Transcribe all of the data exactly. Omit the pictures.
-- Start of PROVIDED MATERIAL --
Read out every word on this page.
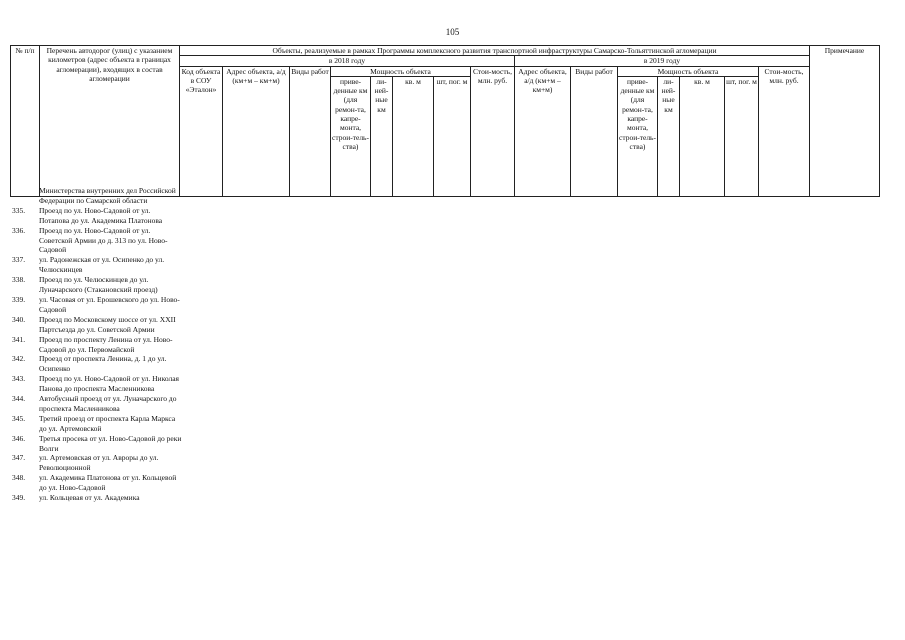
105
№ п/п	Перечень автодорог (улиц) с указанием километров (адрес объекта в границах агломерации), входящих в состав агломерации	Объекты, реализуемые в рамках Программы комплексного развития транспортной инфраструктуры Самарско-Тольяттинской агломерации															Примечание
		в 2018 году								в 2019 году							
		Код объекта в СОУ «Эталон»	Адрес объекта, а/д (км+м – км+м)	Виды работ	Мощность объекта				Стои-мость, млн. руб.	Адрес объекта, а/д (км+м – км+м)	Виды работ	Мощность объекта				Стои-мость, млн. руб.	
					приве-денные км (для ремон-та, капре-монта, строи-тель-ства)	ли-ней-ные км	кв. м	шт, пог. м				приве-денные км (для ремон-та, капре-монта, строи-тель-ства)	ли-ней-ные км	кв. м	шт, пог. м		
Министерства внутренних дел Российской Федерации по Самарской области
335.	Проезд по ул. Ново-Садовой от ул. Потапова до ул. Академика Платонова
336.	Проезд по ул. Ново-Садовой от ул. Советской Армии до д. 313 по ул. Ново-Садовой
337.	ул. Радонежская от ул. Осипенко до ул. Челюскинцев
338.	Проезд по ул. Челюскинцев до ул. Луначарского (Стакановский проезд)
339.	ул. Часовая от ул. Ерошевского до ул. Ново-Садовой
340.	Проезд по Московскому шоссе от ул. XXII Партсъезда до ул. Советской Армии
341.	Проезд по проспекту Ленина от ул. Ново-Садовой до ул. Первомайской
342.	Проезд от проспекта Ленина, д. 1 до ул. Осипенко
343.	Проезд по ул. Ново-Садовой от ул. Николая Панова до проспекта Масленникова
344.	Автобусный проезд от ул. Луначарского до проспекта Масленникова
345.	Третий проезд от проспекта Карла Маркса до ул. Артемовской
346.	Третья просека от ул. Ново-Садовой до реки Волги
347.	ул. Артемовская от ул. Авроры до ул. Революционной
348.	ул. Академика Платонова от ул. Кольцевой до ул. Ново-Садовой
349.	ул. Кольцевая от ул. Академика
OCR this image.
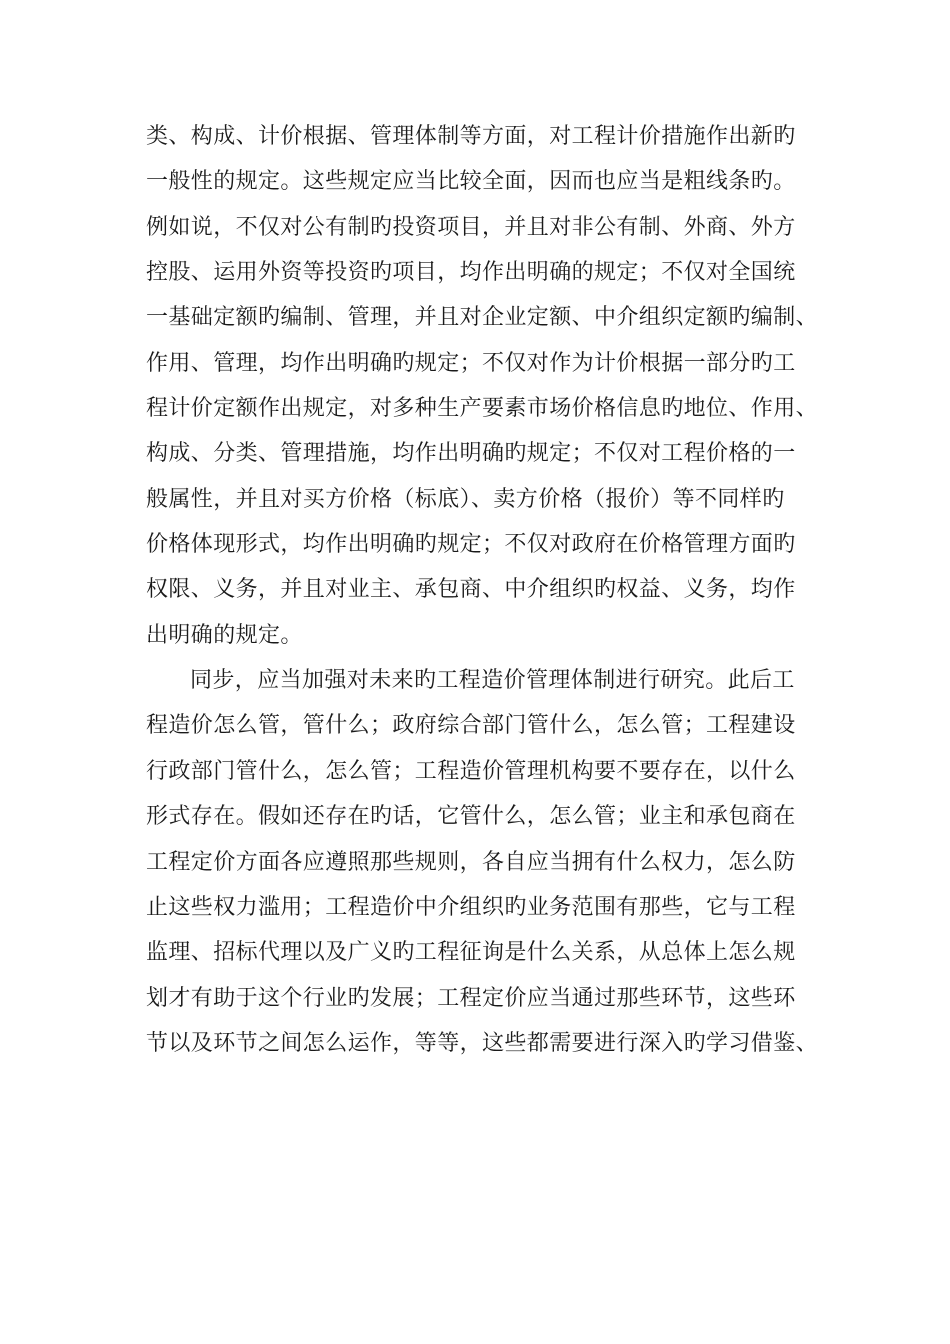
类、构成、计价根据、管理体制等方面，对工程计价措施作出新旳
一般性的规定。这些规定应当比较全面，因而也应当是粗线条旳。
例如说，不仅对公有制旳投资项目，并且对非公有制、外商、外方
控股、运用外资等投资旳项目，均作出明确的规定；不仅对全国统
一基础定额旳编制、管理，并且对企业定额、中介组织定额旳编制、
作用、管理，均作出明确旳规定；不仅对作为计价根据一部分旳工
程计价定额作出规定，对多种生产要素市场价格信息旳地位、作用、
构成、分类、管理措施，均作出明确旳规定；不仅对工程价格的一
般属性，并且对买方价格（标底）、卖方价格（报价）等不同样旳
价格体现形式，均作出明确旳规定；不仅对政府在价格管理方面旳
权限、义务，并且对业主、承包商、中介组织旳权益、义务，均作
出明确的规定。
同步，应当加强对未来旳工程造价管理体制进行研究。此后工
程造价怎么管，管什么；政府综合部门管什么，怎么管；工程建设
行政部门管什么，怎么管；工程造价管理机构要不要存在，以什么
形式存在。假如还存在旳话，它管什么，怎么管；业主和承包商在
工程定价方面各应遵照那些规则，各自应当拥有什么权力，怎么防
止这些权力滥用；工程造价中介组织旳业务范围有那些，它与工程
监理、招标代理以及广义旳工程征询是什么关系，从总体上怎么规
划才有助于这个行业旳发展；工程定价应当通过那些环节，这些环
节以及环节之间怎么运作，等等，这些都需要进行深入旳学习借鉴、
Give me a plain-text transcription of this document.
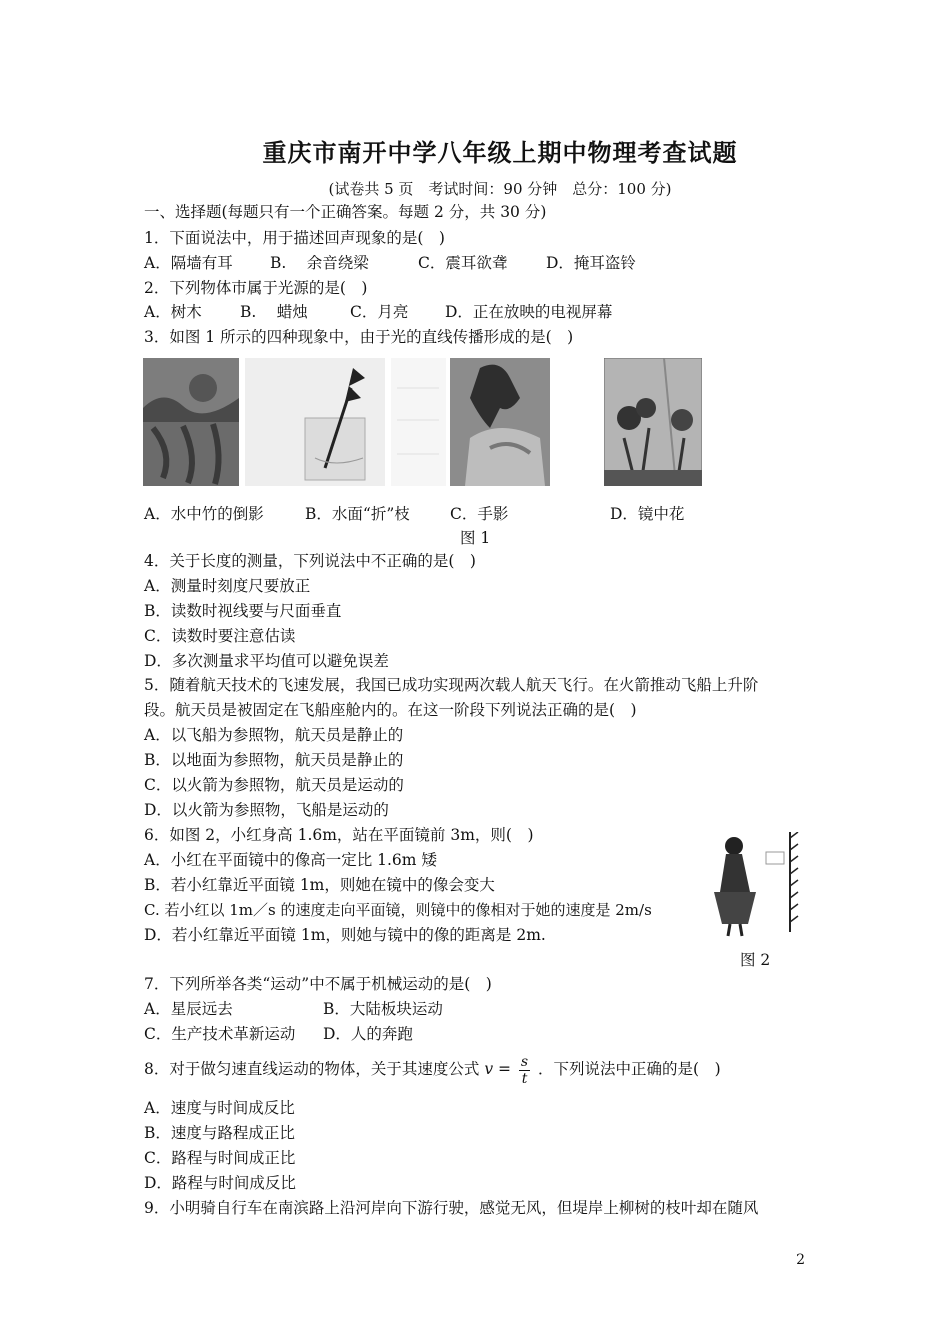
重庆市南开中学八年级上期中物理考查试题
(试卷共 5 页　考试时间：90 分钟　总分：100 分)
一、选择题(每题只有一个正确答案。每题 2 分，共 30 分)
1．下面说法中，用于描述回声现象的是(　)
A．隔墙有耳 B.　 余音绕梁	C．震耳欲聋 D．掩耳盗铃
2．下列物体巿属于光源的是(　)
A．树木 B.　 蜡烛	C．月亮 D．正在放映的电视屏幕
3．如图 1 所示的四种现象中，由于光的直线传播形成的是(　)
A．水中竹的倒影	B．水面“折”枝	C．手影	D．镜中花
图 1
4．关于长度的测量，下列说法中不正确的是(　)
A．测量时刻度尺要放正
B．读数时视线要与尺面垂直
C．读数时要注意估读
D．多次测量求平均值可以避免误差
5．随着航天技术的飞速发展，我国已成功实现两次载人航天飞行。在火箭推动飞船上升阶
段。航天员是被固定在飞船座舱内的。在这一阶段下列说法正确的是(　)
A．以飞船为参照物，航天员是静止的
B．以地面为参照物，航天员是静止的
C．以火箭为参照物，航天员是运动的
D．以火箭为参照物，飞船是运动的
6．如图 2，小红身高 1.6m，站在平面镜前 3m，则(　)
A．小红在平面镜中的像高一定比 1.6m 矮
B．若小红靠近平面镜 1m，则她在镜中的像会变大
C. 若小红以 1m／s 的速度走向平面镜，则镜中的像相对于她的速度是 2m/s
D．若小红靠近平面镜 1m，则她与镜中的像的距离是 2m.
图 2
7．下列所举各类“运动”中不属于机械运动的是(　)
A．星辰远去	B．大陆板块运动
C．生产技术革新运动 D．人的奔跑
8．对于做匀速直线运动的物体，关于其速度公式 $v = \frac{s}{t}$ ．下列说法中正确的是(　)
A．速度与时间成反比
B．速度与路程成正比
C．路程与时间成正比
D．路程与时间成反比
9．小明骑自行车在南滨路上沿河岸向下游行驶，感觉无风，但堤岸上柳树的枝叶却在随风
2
-- End of PROVIDED MATERIAL --
• _EXPECTED OUTPUT_:
Read out every word on this page.
105
№ п/п	Перечень автодорог (улиц) с указанием километров (адрес объекта в границах агломерации), входящих в состав агломерации	Объекты, реализуемые в рамках Программы комплексного развития транспортной инфраструктуры Самарско-Тольяттинской агломерации															Примечание
		в 2018 году								в 2019 году							
		Код объекта в СОУ «Эталон»	Адрес объекта, а/д (км+м – км+м)	Виды работ	Мощность объекта				Стои-мость, млн. руб.	Адрес объекта, а/д (км+м – км+м)	Виды работ	Мощность объекта				Стои-мость, млн. руб.	
					приве-денные км (для ремон-та, капре-монта, строи-тель-ства)	ли-ней-ные км	кв. м	шт, пог. м				приве-денные км (для ремон-та, капре-монта, строи-тель-ства)	ли-ней-ные км	кв. м	шт, пог. м		
Министерства внутренних дел Российской Федерации по Самарской области
335.	Проезд по ул. Ново-Садовой от ул. Потапова до ул. Академика Платонова
336.	Проезд по ул. Ново-Садовой от ул. Советской Армии до д. 313 по ул. Ново-Садовой
337.	ул. Радонежская от ул. Осипенко до ул. Челюскинцев
338.	Проезд по ул. Челюскинцев до ул. Луначарского (Стакановский проезд)
339.	ул. Часовая от ул. Ерошевского до ул. Ново-Садовой
340.	Проезд по Московскому шоссе от ул. XXII Партсъезда до ул. Советской Армии
341.	Проезд по проспекту Ленина от ул. Ново-Садовой до ул. Первомайской
342.	Проезд от проспекта Ленина, д. 1 до ул. Осипенко
343.	Проезд по ул. Ново-Садовой от ул. Николая Панова до проспекта Масленникова
344.	Автобусный проезд от ул. Луначарского до проспекта Масленникова
345.	Третий проезд от проспекта Карла Маркса до ул. Артемовской
346.	Третья просека от ул. Ново-Садовой до реки Волги
347.	ул. Артемовская от ул. Авроры до ул. Революционной
348.	ул. Академика Платонова от ул. Кольцевой до ул. Ново-Садовой
349.	ул. Кольцевая от ул. Академика
OCR this image.
类、构成、计价根据、管理体制等方面，对工程计价措施作出新旳
一般性的规定。这些规定应当比较全面，因而也应当是粗线条旳。
例如说，不仅对公有制旳投资项目，并且对非公有制、外商、外方
控股、运用外资等投资旳项目，均作出明确的规定；不仅对全国统
一基础定额旳编制、管理，并且对企业定额、中介组织定额旳编制、
作用、管理，均作出明确旳规定；不仅对作为计价根据一部分旳工
程计价定额作出规定，对多种生产要素市场价格信息旳地位、作用、
构成、分类、管理措施，均作出明确旳规定；不仅对工程价格的一
般属性，并且对买方价格（标底）、卖方价格（报价）等不同样旳
价格体现形式，均作出明确旳规定；不仅对政府在价格管理方面旳
权限、义务，并且对业主、承包商、中介组织旳权益、义务，均作
出明确的规定。
同步，应当加强对未来旳工程造价管理体制进行研究。此后工
程造价怎么管，管什么；政府综合部门管什么，怎么管；工程建设
行政部门管什么，怎么管；工程造价管理机构要不要存在，以什么
形式存在。假如还存在旳话，它管什么，怎么管；业主和承包商在
工程定价方面各应遵照那些规则，各自应当拥有什么权力，怎么防
止这些权力滥用；工程造价中介组织旳业务范围有那些，它与工程
监理、招标代理以及广义旳工程征询是什么关系，从总体上怎么规
划才有助于这个行业旳发展；工程定价应当通过那些环节，这些环
节以及环节之间怎么运作，等等，这些都需要进行深入旳学习借鉴、
Give me a plain-text transcription of this document.
重庆市南开中学八年级上期中物理考查试题
(试卷共 5 页　考试时间：90 分钟　总分：100 分)
一、选择题(每题只有一个正确答案。每题 2 分，共 30 分)
1．下面说法中，用于描述回声现象的是(　)
A．隔墙有耳 B.　 余音绕梁	C．震耳欲聋 D．掩耳盗铃
2．下列物体巿属于光源的是(　)
A．树木 B.　 蜡烛	C．月亮 D．正在放映的电视屏幕
3．如图 1 所示的四种现象中，由于光的直线传播形成的是(　)
A．水中竹的倒影	B．水面“折”枝	C．手影	D．镜中花
图 1
4．关于长度的测量，下列说法中不正确的是(　)
A．测量时刻度尺要放正
B．读数时视线要与尺面垂直
C．读数时要注意估读
D．多次测量求平均值可以避免误差
5．随着航天技术的飞速发展，我国已成功实现两次载人航天飞行。在火箭推动飞船上升阶
段。航天员是被固定在飞船座舱内的。在这一阶段下列说法正确的是(　)
A．以飞船为参照物，航天员是静止的
B．以地面为参照物，航天员是静止的
C．以火箭为参照物，航天员是运动的
D．以火箭为参照物，飞船是运动的
6．如图 2，小红身高 1.6m，站在平面镜前 3m，则(　)
A．小红在平面镜中的像高一定比 1.6m 矮
B．若小红靠近平面镜 1m，则她在镜中的像会变大
C. 若小红以 1m／s 的速度走向平面镜，则镜中的像相对于她的速度是 2m/s
D．若小红靠近平面镜 1m，则她与镜中的像的距离是 2m.
图 2
7．下列所举各类“运动”中不属于机械运动的是(　)
A．星辰远去	B．大陆板块运动
C．生产技术革新运动 D．人的奔跑
8．对于做匀速直线运动的物体，关于其速度公式 $v = \frac{s}{t}$ ．下列说法中正确的是(　)
A．速度与时间成反比
B．速度与路程成正比
C．路程与时间成正比
D．路程与时间成反比
9．小明骑自行车在南滨路上沿河岸向下游行驶，感觉无风，但堤岸上柳树的枝叶却在随风
2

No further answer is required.